The request ▸ Can you find the lines of the listing that include "ylabel" and copy every one?

Stored entries
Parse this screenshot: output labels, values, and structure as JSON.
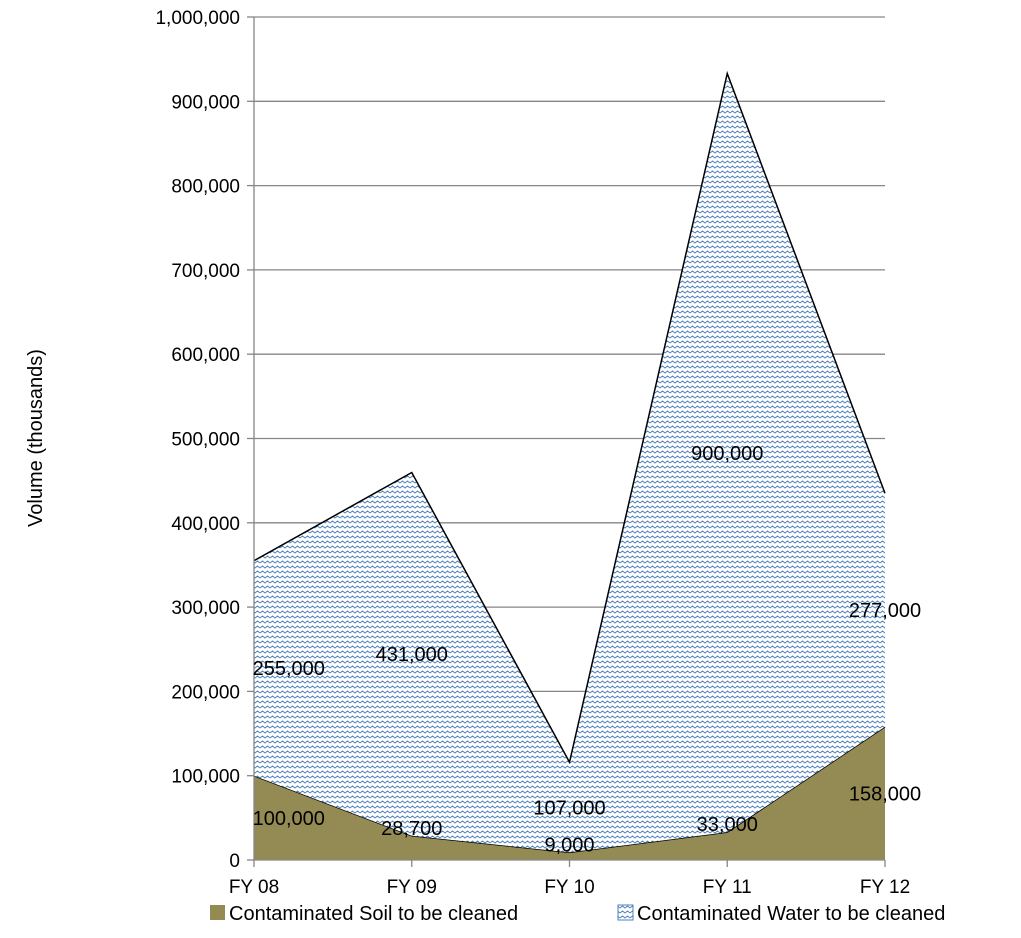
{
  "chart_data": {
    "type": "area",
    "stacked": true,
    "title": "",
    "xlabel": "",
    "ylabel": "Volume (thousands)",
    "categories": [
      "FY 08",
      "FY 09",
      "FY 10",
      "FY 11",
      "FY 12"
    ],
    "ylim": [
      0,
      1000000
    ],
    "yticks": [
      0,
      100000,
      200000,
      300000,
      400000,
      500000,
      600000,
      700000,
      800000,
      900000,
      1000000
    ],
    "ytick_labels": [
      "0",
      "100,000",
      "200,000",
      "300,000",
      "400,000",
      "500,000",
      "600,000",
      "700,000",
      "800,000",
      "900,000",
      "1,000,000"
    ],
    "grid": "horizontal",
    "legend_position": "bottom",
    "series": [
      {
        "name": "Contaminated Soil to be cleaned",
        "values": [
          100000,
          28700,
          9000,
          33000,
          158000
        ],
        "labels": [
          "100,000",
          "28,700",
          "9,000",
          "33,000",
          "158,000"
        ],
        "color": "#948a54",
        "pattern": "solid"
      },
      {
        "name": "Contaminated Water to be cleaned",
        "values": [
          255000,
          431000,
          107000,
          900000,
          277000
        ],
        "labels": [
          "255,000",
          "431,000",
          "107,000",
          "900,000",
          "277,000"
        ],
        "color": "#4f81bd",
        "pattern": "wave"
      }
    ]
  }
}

* * *

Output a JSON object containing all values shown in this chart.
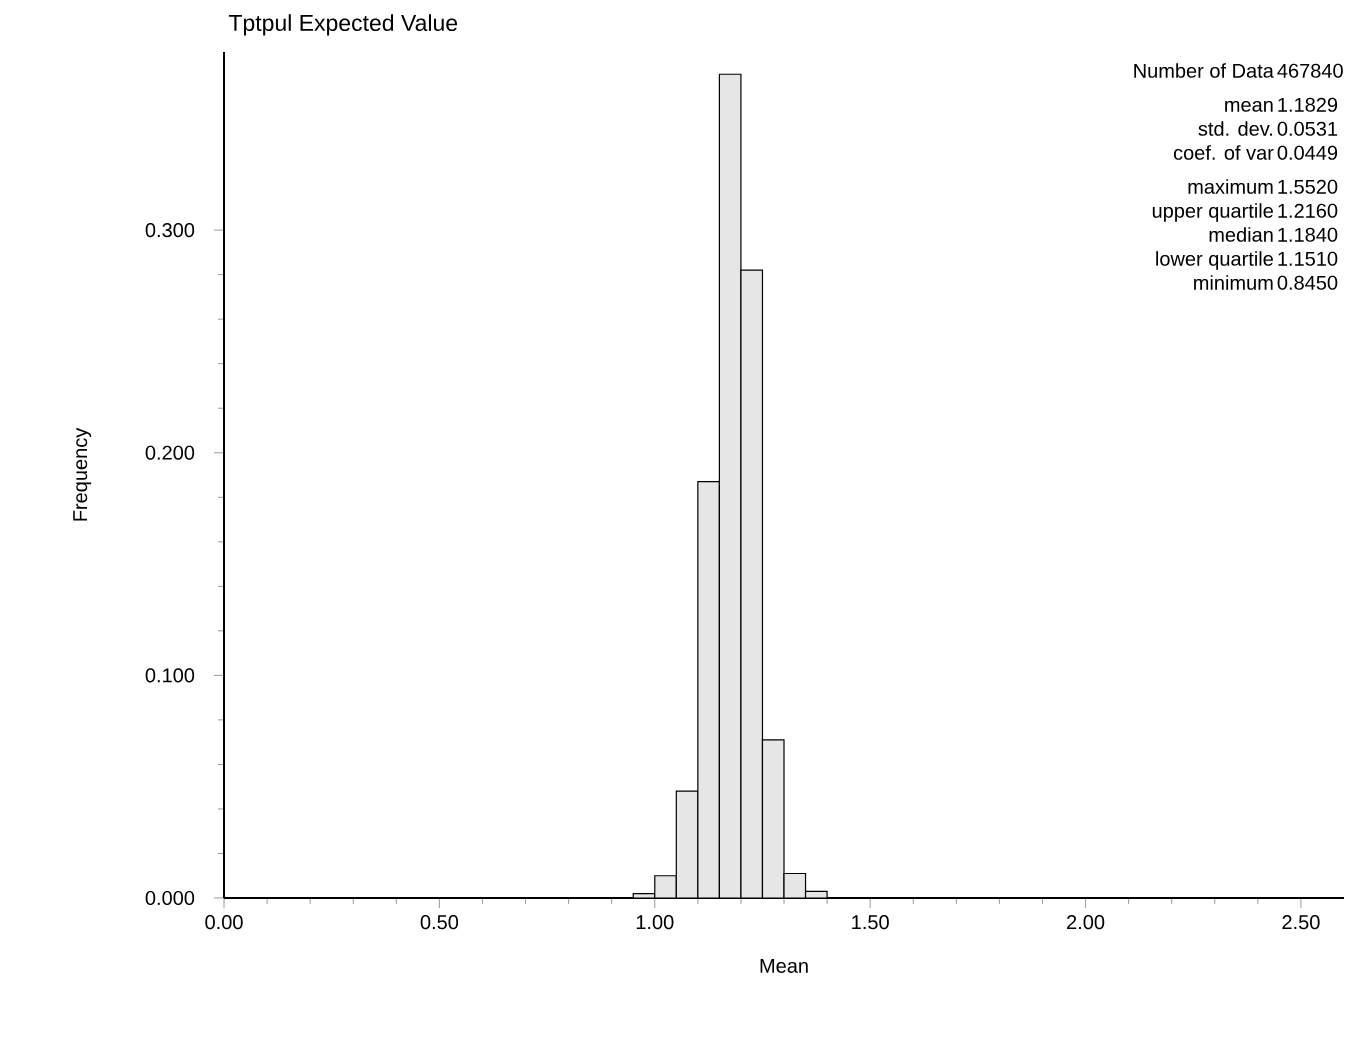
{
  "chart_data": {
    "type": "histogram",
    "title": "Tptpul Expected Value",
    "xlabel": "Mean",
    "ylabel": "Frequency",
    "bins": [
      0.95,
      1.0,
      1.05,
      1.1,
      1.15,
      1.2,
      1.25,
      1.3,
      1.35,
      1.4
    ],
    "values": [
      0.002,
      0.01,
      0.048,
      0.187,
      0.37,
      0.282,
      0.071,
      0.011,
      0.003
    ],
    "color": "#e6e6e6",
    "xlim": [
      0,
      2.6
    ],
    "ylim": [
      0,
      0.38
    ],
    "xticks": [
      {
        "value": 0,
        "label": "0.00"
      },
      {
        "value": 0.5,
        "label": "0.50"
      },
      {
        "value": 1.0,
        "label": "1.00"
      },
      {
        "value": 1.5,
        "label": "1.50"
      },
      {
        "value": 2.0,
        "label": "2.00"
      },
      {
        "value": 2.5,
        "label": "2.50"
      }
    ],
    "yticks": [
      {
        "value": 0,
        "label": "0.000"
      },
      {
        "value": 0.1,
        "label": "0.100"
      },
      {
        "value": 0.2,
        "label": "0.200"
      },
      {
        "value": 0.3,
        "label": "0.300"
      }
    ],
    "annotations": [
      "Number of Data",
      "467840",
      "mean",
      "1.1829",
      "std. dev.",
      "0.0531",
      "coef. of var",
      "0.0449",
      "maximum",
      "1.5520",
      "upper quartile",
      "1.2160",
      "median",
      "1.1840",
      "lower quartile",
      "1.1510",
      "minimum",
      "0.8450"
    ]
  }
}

Task result ▸
    "ylabel": "Volume (thousands)",
    "ylabel": "Frequency",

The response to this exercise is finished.